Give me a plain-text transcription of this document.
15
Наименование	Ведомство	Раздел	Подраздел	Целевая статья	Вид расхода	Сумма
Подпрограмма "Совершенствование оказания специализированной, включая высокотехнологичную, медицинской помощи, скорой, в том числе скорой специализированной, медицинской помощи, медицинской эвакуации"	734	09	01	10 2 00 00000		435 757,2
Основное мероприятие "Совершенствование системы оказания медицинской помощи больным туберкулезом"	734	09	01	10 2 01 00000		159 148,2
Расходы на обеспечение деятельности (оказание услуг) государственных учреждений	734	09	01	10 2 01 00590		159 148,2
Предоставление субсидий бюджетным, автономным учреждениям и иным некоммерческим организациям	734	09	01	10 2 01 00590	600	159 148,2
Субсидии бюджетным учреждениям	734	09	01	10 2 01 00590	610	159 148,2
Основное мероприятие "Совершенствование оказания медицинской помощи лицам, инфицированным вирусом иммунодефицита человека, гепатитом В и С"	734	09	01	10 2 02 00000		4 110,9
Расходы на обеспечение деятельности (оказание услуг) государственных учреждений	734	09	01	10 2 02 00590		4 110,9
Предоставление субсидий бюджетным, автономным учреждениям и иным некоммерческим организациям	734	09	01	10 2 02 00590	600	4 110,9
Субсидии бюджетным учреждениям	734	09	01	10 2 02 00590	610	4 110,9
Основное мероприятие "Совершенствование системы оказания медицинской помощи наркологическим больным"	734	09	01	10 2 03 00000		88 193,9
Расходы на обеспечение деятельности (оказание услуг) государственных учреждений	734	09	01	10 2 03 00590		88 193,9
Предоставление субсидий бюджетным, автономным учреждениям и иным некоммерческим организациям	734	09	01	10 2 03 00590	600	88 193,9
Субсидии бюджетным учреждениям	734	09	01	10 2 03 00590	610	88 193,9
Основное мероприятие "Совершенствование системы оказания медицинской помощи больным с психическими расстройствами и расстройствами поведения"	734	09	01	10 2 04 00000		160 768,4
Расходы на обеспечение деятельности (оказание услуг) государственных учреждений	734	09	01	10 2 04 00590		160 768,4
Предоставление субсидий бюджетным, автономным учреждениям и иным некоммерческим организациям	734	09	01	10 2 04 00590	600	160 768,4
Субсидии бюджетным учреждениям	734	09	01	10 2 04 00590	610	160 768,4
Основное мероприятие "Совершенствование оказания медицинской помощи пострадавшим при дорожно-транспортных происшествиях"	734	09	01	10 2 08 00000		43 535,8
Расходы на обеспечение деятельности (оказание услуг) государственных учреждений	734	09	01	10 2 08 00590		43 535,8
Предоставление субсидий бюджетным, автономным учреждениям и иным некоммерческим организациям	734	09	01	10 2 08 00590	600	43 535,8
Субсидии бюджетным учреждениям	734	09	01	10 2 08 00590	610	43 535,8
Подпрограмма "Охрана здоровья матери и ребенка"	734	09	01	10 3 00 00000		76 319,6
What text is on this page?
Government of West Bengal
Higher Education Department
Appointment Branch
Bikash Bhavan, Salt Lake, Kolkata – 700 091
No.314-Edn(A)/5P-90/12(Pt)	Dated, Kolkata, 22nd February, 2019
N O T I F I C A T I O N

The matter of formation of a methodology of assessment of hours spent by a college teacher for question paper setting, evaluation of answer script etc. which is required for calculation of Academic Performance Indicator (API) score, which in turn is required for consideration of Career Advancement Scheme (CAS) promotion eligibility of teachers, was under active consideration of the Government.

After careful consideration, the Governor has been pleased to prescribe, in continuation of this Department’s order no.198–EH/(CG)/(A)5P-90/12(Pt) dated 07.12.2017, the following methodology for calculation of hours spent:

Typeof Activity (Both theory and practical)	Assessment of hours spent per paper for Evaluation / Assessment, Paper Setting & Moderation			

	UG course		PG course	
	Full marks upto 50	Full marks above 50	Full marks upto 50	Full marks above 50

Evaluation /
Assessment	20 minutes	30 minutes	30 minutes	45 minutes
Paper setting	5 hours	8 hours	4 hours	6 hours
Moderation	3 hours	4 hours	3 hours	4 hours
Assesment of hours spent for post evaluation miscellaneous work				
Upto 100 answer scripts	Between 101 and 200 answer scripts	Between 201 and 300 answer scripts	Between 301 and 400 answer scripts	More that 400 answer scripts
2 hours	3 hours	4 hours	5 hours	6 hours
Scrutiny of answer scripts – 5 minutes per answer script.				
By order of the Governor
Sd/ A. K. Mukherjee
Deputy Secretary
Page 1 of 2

********************

Using the listing above, locate the lines that hold "Субсидии" and copy each one.

ANSWER TO THE PROBLEM:
Субсидии бюджетным учреждениям	734	09	01	10 2 01 00590	610	159 148,2
Субсидии бюджетным учреждениям	734	09	01	10 2 02 00590	610	4 110,9
Субсидии бюджетным учреждениям	734	09	01	10 2 03 00590	610	88 193,9
Субсидии бюджетным учреждениям	734	09	01	10 2 04 00590	610	160 768,4
Субсидии бюджетным учреждениям	734	09	01	10 2 08 00590	610	43 535,8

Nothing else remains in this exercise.